### Given exercise
Repeat, exactly and alone, every line from the line that contains "Parse this screenshot: output" to the end of the entries.

### Record set
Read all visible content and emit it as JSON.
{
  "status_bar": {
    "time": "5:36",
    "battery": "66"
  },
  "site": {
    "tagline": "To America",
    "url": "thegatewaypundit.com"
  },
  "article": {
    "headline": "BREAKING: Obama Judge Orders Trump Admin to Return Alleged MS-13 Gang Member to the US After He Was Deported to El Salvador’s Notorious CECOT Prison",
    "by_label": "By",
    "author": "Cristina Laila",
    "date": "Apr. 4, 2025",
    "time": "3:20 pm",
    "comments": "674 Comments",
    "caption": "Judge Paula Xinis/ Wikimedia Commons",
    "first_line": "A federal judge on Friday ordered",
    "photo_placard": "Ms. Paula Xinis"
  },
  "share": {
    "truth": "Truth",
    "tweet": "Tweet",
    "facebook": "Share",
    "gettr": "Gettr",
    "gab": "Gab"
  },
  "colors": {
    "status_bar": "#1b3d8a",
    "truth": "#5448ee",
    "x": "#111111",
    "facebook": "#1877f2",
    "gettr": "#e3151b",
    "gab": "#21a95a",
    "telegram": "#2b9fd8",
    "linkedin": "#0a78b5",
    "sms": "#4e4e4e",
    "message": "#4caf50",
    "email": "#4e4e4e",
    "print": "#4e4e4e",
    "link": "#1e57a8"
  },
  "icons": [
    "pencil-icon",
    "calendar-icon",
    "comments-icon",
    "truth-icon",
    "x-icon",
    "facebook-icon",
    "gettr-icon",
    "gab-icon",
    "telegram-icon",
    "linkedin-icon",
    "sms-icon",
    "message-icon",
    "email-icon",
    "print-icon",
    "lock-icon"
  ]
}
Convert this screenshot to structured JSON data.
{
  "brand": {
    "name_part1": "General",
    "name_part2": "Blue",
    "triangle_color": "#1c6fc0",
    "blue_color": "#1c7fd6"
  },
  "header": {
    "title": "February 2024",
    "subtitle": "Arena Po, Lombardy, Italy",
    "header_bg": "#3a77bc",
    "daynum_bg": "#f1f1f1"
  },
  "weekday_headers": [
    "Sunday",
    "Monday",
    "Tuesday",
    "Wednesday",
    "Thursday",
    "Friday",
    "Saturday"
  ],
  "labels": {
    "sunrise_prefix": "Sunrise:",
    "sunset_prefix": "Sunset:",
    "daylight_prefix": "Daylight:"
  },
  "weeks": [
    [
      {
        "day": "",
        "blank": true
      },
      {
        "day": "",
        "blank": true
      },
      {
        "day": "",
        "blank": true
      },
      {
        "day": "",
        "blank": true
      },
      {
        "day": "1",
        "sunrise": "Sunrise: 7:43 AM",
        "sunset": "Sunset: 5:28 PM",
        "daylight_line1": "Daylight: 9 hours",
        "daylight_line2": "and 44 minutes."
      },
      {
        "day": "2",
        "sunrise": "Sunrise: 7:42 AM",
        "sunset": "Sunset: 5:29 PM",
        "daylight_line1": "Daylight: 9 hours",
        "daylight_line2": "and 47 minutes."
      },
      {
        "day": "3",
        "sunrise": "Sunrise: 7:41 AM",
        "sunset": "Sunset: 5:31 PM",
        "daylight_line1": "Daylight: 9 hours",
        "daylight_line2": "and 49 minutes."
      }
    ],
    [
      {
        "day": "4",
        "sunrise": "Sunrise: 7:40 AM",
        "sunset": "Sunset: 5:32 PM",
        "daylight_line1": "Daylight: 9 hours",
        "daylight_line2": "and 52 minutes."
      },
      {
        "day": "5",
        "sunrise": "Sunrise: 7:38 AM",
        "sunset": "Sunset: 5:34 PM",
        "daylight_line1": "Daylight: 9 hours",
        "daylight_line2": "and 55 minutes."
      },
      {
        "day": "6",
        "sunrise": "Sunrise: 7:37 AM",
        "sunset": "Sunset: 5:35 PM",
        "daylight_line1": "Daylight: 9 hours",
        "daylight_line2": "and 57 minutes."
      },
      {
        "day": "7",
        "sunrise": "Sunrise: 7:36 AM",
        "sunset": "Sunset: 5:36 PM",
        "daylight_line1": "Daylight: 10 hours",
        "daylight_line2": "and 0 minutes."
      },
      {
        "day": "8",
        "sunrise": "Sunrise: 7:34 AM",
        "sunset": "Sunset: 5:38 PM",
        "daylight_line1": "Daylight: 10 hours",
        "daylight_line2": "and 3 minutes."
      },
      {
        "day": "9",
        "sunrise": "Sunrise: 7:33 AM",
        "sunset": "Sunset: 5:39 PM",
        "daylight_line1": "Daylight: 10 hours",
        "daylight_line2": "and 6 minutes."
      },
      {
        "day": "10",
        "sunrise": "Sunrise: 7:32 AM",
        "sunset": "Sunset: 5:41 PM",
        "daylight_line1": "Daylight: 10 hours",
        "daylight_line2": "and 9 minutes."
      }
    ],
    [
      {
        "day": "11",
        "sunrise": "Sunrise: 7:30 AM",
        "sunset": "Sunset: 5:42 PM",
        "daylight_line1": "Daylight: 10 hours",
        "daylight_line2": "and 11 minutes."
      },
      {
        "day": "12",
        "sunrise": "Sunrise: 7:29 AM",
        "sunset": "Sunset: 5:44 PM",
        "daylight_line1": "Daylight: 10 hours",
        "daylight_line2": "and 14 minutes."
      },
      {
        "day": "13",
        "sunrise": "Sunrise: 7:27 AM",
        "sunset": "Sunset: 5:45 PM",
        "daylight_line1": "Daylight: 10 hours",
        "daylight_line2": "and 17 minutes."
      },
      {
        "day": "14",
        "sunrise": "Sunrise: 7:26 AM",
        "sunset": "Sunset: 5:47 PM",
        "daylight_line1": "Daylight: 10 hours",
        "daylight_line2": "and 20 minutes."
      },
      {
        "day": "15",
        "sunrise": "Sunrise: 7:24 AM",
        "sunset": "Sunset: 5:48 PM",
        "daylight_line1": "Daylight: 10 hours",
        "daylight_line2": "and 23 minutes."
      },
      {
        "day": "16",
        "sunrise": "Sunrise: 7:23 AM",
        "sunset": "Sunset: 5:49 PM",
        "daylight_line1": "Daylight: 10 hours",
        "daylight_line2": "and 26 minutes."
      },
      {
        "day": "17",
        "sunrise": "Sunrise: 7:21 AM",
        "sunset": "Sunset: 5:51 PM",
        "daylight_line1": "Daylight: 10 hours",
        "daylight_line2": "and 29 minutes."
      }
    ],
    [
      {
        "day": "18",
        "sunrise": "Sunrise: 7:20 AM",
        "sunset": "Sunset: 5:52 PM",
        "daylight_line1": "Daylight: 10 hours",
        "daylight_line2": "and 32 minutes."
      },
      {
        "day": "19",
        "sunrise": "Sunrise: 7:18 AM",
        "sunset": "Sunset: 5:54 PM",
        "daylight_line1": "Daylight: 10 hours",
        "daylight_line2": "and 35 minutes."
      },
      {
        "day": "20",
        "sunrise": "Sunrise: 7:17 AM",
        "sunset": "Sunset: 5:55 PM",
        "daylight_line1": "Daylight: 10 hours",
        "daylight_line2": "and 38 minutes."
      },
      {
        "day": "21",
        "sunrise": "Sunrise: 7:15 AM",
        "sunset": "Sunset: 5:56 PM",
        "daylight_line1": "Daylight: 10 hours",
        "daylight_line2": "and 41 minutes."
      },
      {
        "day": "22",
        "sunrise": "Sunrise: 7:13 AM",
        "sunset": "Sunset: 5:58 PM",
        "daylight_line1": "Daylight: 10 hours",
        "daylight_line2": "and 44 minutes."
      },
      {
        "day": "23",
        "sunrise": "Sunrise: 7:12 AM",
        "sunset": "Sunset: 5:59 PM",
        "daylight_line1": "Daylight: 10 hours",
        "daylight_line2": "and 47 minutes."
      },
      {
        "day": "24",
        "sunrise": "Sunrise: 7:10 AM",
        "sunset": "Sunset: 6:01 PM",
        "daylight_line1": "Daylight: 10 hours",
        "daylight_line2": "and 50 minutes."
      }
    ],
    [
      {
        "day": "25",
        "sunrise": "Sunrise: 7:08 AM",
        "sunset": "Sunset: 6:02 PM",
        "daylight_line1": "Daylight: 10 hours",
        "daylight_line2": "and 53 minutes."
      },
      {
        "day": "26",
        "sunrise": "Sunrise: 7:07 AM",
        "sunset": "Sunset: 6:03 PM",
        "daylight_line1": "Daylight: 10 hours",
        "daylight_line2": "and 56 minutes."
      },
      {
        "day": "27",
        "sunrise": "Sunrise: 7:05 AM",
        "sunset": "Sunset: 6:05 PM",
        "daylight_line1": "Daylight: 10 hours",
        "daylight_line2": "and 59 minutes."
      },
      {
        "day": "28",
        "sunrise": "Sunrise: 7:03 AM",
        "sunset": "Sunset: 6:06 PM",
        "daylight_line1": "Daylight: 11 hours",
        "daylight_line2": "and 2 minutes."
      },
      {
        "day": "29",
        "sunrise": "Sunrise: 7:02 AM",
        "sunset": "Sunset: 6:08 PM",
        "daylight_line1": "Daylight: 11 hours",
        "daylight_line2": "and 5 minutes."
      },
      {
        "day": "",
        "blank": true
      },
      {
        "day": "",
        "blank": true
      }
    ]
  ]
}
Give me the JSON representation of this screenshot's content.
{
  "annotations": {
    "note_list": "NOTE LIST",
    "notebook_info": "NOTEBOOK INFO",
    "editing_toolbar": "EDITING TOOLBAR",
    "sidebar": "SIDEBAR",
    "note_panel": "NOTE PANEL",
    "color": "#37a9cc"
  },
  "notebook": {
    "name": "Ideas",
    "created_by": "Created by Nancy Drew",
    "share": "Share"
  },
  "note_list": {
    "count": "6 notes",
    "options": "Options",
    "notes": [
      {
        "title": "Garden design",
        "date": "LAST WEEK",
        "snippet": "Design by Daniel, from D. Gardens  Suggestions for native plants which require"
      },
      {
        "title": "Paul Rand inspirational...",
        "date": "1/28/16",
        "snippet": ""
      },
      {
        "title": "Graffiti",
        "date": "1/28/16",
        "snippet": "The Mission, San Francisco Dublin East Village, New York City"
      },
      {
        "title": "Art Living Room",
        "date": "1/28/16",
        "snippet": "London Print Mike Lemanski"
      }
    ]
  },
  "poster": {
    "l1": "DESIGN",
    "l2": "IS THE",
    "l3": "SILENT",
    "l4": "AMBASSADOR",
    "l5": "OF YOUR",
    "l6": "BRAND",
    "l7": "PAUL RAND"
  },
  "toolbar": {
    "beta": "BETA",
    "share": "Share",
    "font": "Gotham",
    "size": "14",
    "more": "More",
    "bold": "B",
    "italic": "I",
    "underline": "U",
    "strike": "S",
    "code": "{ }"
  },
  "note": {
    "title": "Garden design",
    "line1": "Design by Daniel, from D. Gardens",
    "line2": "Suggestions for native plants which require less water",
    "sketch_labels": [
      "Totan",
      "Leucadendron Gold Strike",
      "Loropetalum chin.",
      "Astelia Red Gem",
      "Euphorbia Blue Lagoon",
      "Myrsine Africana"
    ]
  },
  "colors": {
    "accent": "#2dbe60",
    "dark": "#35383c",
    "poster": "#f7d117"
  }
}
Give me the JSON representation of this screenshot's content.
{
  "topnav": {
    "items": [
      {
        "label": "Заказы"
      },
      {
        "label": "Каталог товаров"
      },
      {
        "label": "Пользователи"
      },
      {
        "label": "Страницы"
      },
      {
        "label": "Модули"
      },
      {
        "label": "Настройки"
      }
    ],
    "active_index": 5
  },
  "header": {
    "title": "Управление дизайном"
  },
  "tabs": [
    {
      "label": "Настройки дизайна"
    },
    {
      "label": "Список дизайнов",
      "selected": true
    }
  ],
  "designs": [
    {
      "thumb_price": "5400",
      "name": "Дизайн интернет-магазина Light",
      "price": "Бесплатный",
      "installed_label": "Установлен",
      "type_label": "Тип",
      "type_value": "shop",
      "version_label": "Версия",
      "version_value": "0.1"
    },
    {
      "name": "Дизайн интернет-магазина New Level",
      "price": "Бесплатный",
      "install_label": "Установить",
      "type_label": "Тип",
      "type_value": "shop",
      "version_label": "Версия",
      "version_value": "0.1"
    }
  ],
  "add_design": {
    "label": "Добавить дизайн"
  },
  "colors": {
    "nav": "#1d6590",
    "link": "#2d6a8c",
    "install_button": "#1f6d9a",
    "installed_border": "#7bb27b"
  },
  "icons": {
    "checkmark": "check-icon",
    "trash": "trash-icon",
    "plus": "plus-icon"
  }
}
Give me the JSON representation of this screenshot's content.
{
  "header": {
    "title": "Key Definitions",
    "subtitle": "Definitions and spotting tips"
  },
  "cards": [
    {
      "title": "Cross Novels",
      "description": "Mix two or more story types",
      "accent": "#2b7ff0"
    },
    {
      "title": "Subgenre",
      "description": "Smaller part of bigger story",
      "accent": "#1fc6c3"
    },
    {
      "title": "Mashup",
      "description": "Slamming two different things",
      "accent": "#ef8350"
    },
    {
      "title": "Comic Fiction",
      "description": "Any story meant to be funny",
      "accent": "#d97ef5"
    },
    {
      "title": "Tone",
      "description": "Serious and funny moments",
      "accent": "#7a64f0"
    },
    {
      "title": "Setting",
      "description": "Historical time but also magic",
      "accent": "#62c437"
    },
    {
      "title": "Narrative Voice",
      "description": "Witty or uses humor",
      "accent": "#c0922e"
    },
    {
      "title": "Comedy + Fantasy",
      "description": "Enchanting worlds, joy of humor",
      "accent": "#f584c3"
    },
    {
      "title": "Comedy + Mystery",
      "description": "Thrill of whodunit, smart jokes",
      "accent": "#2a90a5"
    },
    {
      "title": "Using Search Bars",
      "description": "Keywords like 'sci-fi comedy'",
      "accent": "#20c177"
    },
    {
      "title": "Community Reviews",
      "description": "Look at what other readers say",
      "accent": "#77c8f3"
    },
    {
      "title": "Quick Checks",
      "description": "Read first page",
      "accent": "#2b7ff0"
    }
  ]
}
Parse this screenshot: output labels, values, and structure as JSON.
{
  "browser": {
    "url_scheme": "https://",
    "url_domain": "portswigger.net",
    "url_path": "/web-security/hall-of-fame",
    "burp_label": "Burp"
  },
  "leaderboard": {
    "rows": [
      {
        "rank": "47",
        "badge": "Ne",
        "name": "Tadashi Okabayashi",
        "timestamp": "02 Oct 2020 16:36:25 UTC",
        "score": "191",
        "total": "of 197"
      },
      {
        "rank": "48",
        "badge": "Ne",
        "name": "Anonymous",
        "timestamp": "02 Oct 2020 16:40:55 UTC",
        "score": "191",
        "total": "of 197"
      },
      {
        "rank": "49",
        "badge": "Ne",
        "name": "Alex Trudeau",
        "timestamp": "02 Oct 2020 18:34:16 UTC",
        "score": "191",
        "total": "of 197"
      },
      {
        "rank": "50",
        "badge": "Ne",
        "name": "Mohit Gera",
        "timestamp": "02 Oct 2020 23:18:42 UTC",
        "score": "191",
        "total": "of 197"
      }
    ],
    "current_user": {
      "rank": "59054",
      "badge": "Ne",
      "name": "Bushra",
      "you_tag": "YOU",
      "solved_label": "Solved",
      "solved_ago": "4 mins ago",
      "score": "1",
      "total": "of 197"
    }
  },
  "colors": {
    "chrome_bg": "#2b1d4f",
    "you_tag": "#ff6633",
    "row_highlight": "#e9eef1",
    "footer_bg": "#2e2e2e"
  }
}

### Result for this exercise
Parse this screenshot: output labels, values, and structure as JSON.
{
  "browser": {
    "url_scheme": "https://",
    "url_domain": "portswigger.net",
    "url_path": "/web-security/hall-of-fame",
    "burp_label": "Burp"
  },
  "leaderboard": {
    "rows": [
      {
        "rank": "47",
        "badge": "Ne",
        "name": "Tadashi Okabayashi",
        "timestamp": "02 Oct 2020 16:36:25 UTC",
        "score": "191",
        "total": "of 197"
      },
      {
        "rank": "48",
        "badge": "Ne",
        "name": "Anonymous",
        "timestamp": "02 Oct 2020 16:40:55 UTC",
        "score": "191",
        "total": "of 197"
      },
      {
        "rank": "49",
        "badge": "Ne",
        "name": "Alex Trudeau",
        "timestamp": "02 Oct 2020 18:34:16 UTC",
        "score": "191",
        "total": "of 197"
      },
      {
        "rank": "50",
        "badge": "Ne",
        "name": "Mohit Gera",
        "timestamp": "02 Oct 2020 23:18:42 UTC",
        "score": "191",
        "total": "of 197"
      }
    ],
    "current_user": {
      "rank": "59054",
      "badge": "Ne",
      "name": "Bushra",
      "you_tag": "YOU",
      "solved_label": "Solved",
      "solved_ago": "4 mins ago",
      "score": "1",
      "total": "of 197"
    }
  },
  "colors": {
    "chrome_bg": "#2b1d4f",
    "you_tag": "#ff6633",
    "row_highlight": "#e9eef1",
    "footer_bg": "#2e2e2e"
  }
}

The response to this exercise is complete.